WHAT THE EXERCISE ASKS
Type every record exactly as it appears.

-*-

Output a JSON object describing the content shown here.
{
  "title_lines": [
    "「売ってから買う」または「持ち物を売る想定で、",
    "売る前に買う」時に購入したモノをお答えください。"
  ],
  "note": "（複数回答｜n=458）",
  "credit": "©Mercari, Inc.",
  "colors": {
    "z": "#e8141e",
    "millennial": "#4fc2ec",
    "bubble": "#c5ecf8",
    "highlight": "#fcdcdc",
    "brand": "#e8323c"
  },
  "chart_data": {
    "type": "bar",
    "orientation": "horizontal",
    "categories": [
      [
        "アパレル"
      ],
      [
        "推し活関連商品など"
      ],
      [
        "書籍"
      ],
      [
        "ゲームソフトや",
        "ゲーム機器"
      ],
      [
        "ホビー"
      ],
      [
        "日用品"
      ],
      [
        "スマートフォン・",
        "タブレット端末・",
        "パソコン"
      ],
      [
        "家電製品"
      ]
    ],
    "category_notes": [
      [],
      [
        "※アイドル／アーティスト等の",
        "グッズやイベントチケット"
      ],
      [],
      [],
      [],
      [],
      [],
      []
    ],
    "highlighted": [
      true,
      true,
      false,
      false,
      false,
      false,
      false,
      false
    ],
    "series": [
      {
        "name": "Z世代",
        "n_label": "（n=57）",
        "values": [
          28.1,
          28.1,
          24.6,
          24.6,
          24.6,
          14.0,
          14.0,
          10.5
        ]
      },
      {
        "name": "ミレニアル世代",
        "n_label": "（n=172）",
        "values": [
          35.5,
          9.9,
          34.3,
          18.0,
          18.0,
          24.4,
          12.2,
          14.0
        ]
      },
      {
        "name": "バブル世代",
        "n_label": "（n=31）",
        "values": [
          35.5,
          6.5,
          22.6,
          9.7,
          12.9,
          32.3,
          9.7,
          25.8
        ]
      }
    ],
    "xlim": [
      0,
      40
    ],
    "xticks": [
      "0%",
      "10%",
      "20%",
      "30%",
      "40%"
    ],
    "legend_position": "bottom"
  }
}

-*-

EXERCISE RESULT
Output a JSON object describing the content shown here.
{
  "title_lines": [
    "「売ってから買う」または「持ち物を売る想定で、",
    "売る前に買う」時に購入したモノをお答えください。"
  ],
  "note": "（複数回答｜n=458）",
  "credit": "©Mercari, Inc.",
  "colors": {
    "z": "#e8141e",
    "millennial": "#4fc2ec",
    "bubble": "#c5ecf8",
    "highlight": "#fcdcdc",
    "brand": "#e8323c"
  },
  "chart_data": {
    "type": "bar",
    "orientation": "horizontal",
    "categories": [
      [
        "アパレル"
      ],
      [
        "推し活関連商品など"
      ],
      [
        "書籍"
      ],
      [
        "ゲームソフトや",
        "ゲーム機器"
      ],
      [
        "ホビー"
      ],
      [
        "日用品"
      ],
      [
        "スマートフォン・",
        "タブレット端末・",
        "パソコン"
      ],
      [
        "家電製品"
      ]
    ],
    "category_notes": [
      [],
      [
        "※アイドル／アーティスト等の",
        "グッズやイベントチケット"
      ],
      [],
      [],
      [],
      [],
      [],
      []
    ],
    "highlighted": [
      true,
      true,
      false,
      false,
      false,
      false,
      false,
      false
    ],
    "series": [
      {
        "name": "Z世代",
        "n_label": "（n=57）",
        "values": [
          28.1,
          28.1,
          24.6,
          24.6,
          24.6,
          14.0,
          14.0,
          10.5
        ]
      },
      {
        "name": "ミレニアル世代",
        "n_label": "（n=172）",
        "values": [
          35.5,
          9.9,
          34.3,
          18.0,
          18.0,
          24.4,
          12.2,
          14.0
        ]
      },
      {
        "name": "バブル世代",
        "n_label": "（n=31）",
        "values": [
          35.5,
          6.5,
          22.6,
          9.7,
          12.9,
          32.3,
          9.7,
          25.8
        ]
      }
    ],
    "xlim": [
      0,
      40
    ],
    "xticks": [
      "0%",
      "10%",
      "20%",
      "30%",
      "40%"
    ],
    "legend_position": "bottom"
  }
}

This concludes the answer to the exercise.